## MATERIAL
====
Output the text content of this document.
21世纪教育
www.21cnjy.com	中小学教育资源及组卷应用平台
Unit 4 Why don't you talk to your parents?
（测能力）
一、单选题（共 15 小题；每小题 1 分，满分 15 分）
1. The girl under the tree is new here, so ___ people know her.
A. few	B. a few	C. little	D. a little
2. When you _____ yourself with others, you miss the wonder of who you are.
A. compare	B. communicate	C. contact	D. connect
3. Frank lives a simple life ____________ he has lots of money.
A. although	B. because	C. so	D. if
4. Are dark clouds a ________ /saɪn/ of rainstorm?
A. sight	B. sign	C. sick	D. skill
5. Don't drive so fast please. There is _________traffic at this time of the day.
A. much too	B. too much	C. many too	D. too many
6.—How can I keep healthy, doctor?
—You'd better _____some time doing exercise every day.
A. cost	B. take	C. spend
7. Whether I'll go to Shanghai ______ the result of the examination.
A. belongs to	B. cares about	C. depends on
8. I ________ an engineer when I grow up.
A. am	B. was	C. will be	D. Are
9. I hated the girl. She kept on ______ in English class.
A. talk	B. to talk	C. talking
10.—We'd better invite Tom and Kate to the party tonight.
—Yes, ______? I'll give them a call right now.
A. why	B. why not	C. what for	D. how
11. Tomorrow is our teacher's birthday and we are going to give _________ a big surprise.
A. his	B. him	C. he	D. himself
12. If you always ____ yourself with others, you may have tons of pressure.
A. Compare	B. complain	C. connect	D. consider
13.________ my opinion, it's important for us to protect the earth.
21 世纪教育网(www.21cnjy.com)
====
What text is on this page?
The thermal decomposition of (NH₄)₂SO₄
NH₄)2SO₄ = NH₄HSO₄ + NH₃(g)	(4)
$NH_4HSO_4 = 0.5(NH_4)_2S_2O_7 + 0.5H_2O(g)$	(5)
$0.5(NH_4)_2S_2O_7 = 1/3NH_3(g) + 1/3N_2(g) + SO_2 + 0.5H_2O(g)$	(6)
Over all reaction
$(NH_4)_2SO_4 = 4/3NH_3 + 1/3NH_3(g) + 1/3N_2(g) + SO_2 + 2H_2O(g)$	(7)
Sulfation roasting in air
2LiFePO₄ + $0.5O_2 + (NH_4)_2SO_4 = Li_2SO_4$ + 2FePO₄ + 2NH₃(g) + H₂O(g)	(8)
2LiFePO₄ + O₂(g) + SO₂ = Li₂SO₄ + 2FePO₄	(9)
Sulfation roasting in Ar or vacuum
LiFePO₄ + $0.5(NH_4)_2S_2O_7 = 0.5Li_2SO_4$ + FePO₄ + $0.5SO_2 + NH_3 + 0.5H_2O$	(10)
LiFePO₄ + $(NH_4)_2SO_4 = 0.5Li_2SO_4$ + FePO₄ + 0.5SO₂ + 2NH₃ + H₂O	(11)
====
## BRIEF
From the entries, copy out each line containing the word "Sulfation".

## FINISHED ANSWER
Sulfation roasting in air
Sulfation roasting in Ar or vacuum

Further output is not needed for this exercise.